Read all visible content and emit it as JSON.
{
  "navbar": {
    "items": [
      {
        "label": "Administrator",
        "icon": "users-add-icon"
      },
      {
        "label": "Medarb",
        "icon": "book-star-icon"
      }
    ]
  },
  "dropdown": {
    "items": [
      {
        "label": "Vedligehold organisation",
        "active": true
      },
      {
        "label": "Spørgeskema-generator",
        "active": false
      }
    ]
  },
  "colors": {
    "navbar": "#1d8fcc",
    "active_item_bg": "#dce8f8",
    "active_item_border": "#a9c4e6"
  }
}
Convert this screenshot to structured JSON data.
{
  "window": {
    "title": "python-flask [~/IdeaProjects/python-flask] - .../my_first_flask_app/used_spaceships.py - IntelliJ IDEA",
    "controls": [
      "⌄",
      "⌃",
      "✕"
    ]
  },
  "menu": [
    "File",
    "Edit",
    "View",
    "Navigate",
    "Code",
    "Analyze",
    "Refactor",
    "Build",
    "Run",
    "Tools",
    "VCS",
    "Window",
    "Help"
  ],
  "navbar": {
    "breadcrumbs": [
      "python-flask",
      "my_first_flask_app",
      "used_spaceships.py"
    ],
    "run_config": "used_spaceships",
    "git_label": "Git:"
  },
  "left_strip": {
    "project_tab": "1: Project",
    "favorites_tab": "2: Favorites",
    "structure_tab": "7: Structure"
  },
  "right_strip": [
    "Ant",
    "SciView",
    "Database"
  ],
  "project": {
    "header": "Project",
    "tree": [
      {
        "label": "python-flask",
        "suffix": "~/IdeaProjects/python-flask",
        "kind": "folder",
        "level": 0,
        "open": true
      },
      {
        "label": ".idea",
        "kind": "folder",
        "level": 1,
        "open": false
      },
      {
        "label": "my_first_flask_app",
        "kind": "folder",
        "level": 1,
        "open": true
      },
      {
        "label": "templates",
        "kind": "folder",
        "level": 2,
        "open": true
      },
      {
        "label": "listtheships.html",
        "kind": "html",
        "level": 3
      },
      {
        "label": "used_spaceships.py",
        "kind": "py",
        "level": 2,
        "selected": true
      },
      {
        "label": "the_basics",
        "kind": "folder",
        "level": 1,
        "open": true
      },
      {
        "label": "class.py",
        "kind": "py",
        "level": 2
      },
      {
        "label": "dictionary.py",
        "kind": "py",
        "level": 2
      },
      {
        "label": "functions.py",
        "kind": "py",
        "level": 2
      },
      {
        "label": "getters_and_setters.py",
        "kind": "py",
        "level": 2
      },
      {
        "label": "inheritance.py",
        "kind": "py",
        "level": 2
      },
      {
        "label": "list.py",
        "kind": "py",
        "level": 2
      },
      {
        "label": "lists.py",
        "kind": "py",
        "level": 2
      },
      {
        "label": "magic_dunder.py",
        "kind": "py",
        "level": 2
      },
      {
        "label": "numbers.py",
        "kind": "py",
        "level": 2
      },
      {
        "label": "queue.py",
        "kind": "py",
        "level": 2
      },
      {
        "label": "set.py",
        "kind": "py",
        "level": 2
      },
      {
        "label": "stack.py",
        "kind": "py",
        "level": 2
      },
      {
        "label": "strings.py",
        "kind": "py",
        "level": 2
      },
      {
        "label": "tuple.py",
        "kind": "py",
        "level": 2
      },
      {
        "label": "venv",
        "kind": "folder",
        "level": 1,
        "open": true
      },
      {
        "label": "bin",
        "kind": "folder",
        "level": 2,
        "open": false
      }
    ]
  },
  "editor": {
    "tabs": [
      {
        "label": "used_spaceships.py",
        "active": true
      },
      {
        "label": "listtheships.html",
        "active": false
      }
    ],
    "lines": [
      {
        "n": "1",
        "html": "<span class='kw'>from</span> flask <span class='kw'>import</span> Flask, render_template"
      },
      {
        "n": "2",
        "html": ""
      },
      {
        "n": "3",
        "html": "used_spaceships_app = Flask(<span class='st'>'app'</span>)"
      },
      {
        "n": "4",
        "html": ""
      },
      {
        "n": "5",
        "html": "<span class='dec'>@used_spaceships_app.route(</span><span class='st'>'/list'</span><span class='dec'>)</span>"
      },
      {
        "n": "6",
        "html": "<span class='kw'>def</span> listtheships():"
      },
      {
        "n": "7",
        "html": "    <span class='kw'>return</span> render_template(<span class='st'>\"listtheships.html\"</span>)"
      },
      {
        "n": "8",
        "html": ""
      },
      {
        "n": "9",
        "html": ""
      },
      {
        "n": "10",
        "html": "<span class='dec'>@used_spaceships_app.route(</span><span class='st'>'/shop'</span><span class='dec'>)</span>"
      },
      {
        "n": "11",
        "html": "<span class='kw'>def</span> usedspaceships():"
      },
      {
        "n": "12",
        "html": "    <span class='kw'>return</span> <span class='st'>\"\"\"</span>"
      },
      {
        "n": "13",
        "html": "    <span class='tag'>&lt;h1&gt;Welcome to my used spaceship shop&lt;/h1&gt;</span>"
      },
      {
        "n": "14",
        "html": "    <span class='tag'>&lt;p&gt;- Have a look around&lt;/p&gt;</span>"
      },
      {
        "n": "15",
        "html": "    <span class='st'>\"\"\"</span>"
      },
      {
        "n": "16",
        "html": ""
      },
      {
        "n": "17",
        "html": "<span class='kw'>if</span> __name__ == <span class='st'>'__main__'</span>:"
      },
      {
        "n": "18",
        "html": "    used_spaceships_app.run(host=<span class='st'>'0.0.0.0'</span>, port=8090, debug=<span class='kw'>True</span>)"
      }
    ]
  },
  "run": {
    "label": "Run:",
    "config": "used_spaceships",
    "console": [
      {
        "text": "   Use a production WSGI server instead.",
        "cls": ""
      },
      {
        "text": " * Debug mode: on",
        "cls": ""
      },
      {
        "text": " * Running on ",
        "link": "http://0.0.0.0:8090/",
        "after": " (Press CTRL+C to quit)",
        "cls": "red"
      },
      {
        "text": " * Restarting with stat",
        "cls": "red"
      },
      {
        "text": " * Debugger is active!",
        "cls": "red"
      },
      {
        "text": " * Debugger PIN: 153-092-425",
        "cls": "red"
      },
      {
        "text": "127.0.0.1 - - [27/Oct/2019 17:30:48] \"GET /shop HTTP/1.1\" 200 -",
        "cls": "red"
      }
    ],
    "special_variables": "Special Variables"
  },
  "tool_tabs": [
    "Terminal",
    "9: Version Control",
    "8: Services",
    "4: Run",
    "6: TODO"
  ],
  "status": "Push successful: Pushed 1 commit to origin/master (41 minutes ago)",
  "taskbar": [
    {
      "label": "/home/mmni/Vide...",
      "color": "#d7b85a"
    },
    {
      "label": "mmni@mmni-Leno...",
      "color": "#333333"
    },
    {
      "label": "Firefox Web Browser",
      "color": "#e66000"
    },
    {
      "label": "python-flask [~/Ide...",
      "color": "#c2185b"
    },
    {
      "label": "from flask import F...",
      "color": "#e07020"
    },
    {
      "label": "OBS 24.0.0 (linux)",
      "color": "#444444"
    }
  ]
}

· · · · ·

_Written task_
Go back to the listing above and please repeat it exactly.

_Solution for this task_
Read all visible content and emit it as JSON.
{
  "navbar": {
    "items": [
      {
        "label": "Administrator",
        "icon": "users-add-icon"
      },
      {
        "label": "Medarb",
        "icon": "book-star-icon"
      }
    ]
  },
  "dropdown": {
    "items": [
      {
        "label": "Vedligehold organisation",
        "active": true
      },
      {
        "label": "Spørgeskema-generator",
        "active": false
      }
    ]
  },
  "colors": {
    "navbar": "#1d8fcc",
    "active_item_bg": "#dce8f8",
    "active_item_border": "#a9c4e6"
  }
}
Convert this screenshot to structured JSON data.
{
  "window": {
    "title": "python-flask [~/IdeaProjects/python-flask] - .../my_first_flask_app/used_spaceships.py - IntelliJ IDEA",
    "controls": [
      "⌄",
      "⌃",
      "✕"
    ]
  },
  "menu": [
    "File",
    "Edit",
    "View",
    "Navigate",
    "Code",
    "Analyze",
    "Refactor",
    "Build",
    "Run",
    "Tools",
    "VCS",
    "Window",
    "Help"
  ],
  "navbar": {
    "breadcrumbs": [
      "python-flask",
      "my_first_flask_app",
      "used_spaceships.py"
    ],
    "run_config": "used_spaceships",
    "git_label": "Git:"
  },
  "left_strip": {
    "project_tab": "1: Project",
    "favorites_tab": "2: Favorites",
    "structure_tab": "7: Structure"
  },
  "right_strip": [
    "Ant",
    "SciView",
    "Database"
  ],
  "project": {
    "header": "Project",
    "tree": [
      {
        "label": "python-flask",
        "suffix": "~/IdeaProjects/python-flask",
        "kind": "folder",
        "level": 0,
        "open": true
      },
      {
        "label": ".idea",
        "kind": "folder",
        "level": 1,
        "open": false
      },
      {
        "label": "my_first_flask_app",
        "kind": "folder",
        "level": 1,
        "open": true
      },
      {
        "label": "templates",
        "kind": "folder",
        "level": 2,
        "open": true
      },
      {
        "label": "listtheships.html",
        "kind": "html",
        "level": 3
      },
      {
        "label": "used_spaceships.py",
        "kind": "py",
        "level": 2,
        "selected": true
      },
      {
        "label": "the_basics",
        "kind": "folder",
        "level": 1,
        "open": true
      },
      {
        "label": "class.py",
        "kind": "py",
        "level": 2
      },
      {
        "label": "dictionary.py",
        "kind": "py",
        "level": 2
      },
      {
        "label": "functions.py",
        "kind": "py",
        "level": 2
      },
      {
        "label": "getters_and_setters.py",
        "kind": "py",
        "level": 2
      },
      {
        "label": "inheritance.py",
        "kind": "py",
        "level": 2
      },
      {
        "label": "list.py",
        "kind": "py",
        "level": 2
      },
      {
        "label": "lists.py",
        "kind": "py",
        "level": 2
      },
      {
        "label": "magic_dunder.py",
        "kind": "py",
        "level": 2
      },
      {
        "label": "numbers.py",
        "kind": "py",
        "level": 2
      },
      {
        "label": "queue.py",
        "kind": "py",
        "level": 2
      },
      {
        "label": "set.py",
        "kind": "py",
        "level": 2
      },
      {
        "label": "stack.py",
        "kind": "py",
        "level": 2
      },
      {
        "label": "strings.py",
        "kind": "py",
        "level": 2
      },
      {
        "label": "tuple.py",
        "kind": "py",
        "level": 2
      },
      {
        "label": "venv",
        "kind": "folder",
        "level": 1,
        "open": true
      },
      {
        "label": "bin",
        "kind": "folder",
        "level": 2,
        "open": false
      }
    ]
  },
  "editor": {
    "tabs": [
      {
        "label": "used_spaceships.py",
        "active": true
      },
      {
        "label": "listtheships.html",
        "active": false
      }
    ],
    "lines": [
      {
        "n": "1",
        "html": "<span class='kw'>from</span> flask <span class='kw'>import</span> Flask, render_template"
      },
      {
        "n": "2",
        "html": ""
      },
      {
        "n": "3",
        "html": "used_spaceships_app = Flask(<span class='st'>'app'</span>)"
      },
      {
        "n": "4",
        "html": ""
      },
      {
        "n": "5",
        "html": "<span class='dec'>@used_spaceships_app.route(</span><span class='st'>'/list'</span><span class='dec'>)</span>"
      },
      {
        "n": "6",
        "html": "<span class='kw'>def</span> listtheships():"
      },
      {
        "n": "7",
        "html": "    <span class='kw'>return</span> render_template(<span class='st'>\"listtheships.html\"</span>)"
      },
      {
        "n": "8",
        "html": ""
      },
      {
        "n": "9",
        "html": ""
      },
      {
        "n": "10",
        "html": "<span class='dec'>@used_spaceships_app.route(</span><span class='st'>'/shop'</span><span class='dec'>)</span>"
      },
      {
        "n": "11",
        "html": "<span class='kw'>def</span> usedspaceships():"
      },
      {
        "n": "12",
        "html": "    <span class='kw'>return</span> <span class='st'>\"\"\"</span>"
      },
      {
        "n": "13",
        "html": "    <span class='tag'>&lt;h1&gt;Welcome to my used spaceship shop&lt;/h1&gt;</span>"
      },
      {
        "n": "14",
        "html": "    <span class='tag'>&lt;p&gt;- Have a look around&lt;/p&gt;</span>"
      },
      {
        "n": "15",
        "html": "    <span class='st'>\"\"\"</span>"
      },
      {
        "n": "16",
        "html": ""
      },
      {
        "n": "17",
        "html": "<span class='kw'>if</span> __name__ == <span class='st'>'__main__'</span>:"
      },
      {
        "n": "18",
        "html": "    used_spaceships_app.run(host=<span class='st'>'0.0.0.0'</span>, port=8090, debug=<span class='kw'>True</span>)"
      }
    ]
  },
  "run": {
    "label": "Run:",
    "config": "used_spaceships",
    "console": [
      {
        "text": "   Use a production WSGI server instead.",
        "cls": ""
      },
      {
        "text": " * Debug mode: on",
        "cls": ""
      },
      {
        "text": " * Running on ",
        "link": "http://0.0.0.0:8090/",
        "after": " (Press CTRL+C to quit)",
        "cls": "red"
      },
      {
        "text": " * Restarting with stat",
        "cls": "red"
      },
      {
        "text": " * Debugger is active!",
        "cls": "red"
      },
      {
        "text": " * Debugger PIN: 153-092-425",
        "cls": "red"
      },
      {
        "text": "127.0.0.1 - - [27/Oct/2019 17:30:48] \"GET /shop HTTP/1.1\" 200 -",
        "cls": "red"
      }
    ],
    "special_variables": "Special Variables"
  },
  "tool_tabs": [
    "Terminal",
    "9: Version Control",
    "8: Services",
    "4: Run",
    "6: TODO"
  ],
  "status": "Push successful: Pushed 1 commit to origin/master (41 minutes ago)",
  "taskbar": [
    {
      "label": "/home/mmni/Vide...",
      "color": "#d7b85a"
    },
    {
      "label": "mmni@mmni-Leno...",
      "color": "#333333"
    },
    {
      "label": "Firefox Web Browser",
      "color": "#e66000"
    },
    {
      "label": "python-flask [~/Ide...",
      "color": "#c2185b"
    },
    {
      "label": "from flask import F...",
      "color": "#e07020"
    },
    {
      "label": "OBS 24.0.0 (linux)",
      "color": "#444444"
    }
  ]
}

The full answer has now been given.